**** SOURCE DATA ****

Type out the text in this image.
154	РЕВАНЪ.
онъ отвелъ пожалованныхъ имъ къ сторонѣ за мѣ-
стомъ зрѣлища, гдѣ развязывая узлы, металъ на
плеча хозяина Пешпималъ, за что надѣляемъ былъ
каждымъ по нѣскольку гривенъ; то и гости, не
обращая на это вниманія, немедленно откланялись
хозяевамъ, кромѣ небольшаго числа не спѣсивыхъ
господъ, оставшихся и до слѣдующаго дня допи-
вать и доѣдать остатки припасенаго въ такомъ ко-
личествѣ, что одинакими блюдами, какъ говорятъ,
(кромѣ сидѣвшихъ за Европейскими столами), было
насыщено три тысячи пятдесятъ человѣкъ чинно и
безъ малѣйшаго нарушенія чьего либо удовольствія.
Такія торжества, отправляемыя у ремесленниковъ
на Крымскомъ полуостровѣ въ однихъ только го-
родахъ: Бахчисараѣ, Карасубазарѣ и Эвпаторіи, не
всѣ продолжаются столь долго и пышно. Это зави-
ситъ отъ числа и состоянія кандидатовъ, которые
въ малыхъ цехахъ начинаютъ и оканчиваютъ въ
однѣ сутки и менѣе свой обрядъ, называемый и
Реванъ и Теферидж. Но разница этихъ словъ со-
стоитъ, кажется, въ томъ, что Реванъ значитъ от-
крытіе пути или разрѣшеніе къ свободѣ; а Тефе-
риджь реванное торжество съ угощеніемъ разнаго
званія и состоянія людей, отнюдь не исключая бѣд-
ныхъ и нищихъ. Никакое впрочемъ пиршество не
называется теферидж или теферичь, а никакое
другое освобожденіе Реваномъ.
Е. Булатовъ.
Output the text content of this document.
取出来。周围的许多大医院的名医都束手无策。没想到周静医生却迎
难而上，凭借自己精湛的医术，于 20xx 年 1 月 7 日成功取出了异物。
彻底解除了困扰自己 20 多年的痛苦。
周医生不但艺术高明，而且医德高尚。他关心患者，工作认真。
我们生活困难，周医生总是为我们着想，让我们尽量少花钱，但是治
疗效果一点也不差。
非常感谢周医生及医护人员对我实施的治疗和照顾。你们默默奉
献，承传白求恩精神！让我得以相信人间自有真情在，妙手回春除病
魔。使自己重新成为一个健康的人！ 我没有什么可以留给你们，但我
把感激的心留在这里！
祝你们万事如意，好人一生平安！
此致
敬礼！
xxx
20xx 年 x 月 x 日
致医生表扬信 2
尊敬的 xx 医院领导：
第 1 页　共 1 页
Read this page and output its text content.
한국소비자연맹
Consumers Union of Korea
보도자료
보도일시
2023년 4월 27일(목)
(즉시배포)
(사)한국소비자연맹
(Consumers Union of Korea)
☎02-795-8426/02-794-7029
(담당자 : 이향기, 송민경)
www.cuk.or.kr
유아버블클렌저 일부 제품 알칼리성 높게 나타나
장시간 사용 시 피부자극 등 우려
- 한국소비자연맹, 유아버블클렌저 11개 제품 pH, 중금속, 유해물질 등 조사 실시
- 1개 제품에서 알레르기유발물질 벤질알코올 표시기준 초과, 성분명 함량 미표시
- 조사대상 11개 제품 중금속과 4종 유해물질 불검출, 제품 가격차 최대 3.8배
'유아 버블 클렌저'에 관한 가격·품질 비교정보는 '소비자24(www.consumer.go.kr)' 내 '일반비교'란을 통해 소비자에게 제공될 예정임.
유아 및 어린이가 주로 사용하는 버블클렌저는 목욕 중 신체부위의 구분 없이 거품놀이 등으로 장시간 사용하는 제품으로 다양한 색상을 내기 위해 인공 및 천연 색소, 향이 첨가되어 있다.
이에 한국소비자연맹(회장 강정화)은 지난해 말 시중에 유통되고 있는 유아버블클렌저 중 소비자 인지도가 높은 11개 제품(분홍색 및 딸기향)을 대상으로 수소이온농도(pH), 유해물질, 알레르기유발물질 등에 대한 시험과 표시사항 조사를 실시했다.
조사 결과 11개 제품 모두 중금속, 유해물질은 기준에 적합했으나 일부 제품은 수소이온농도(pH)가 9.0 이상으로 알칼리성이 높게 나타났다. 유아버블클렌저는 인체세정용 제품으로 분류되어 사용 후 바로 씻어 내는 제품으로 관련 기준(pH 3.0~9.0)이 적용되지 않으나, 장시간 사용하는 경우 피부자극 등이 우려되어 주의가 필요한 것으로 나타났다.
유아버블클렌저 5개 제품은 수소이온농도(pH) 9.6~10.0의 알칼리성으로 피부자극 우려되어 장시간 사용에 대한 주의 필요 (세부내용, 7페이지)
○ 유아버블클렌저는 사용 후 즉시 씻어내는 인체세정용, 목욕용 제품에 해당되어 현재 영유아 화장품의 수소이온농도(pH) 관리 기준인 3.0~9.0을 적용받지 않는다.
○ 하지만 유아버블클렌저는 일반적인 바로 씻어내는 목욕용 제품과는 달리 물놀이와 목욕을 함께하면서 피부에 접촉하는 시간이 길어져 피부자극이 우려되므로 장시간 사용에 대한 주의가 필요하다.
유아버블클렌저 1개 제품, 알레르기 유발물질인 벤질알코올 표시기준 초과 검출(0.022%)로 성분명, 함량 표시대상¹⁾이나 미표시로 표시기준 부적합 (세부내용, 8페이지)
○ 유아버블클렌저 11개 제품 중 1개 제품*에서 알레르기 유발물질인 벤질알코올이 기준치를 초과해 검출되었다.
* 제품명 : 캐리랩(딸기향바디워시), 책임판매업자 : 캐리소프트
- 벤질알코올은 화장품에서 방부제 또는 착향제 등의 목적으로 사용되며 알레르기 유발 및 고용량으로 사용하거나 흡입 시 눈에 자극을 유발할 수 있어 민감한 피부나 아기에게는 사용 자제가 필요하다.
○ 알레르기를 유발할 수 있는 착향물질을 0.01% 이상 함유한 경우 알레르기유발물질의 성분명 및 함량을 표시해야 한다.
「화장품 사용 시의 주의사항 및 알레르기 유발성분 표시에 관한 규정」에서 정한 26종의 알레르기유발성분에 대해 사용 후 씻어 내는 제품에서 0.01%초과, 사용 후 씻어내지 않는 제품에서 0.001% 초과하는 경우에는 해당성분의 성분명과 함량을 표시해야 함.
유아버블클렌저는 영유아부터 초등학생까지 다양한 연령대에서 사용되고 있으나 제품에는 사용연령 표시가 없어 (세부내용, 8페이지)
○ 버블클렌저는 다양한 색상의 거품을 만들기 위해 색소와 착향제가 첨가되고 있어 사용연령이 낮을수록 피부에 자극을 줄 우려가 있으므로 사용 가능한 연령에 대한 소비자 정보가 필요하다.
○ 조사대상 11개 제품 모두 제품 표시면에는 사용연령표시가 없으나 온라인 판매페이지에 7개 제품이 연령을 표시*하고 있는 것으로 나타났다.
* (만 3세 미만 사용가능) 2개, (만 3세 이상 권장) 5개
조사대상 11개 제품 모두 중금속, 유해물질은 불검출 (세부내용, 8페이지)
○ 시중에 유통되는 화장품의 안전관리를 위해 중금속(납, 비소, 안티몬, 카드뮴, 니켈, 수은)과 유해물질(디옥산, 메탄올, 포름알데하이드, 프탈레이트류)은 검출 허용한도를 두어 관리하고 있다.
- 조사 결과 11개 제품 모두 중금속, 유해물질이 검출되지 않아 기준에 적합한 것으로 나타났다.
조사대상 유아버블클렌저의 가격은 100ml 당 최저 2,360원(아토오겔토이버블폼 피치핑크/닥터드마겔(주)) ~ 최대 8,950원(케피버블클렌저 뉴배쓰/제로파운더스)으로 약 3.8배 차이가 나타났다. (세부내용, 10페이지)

****

Identify every line holding the word "필요하다" and copy it out.

○ 하지만 유아버블클렌저는 일반적인 바로 씻어내는 목욕용 제품과는 달리 물놀이와 목욕을 함께하면서 피부에 접촉하는 시간이 길어져 피부자극이 우려되므로 장시간 사용에 대한 주의가 필요하다.
- 벤질알코올은 화장품에서 방부제 또는 착향제 등의 목적으로 사용되며 알레르기 유발 및 고용량으로 사용하거나 흡입 시 눈에 자극을 유발할 수 있어 민감한 피부나 아기에게는 사용 자제가 필요하다.
○ 버블클렌저는 다양한 색상의 거품을 만들기 위해 색소와 착향제가 첨가되고 있어 사용연령이 낮을수록 피부에 자극을 줄 우려가 있으므로 사용 가능한 연령에 대한 소비자 정보가 필요하다.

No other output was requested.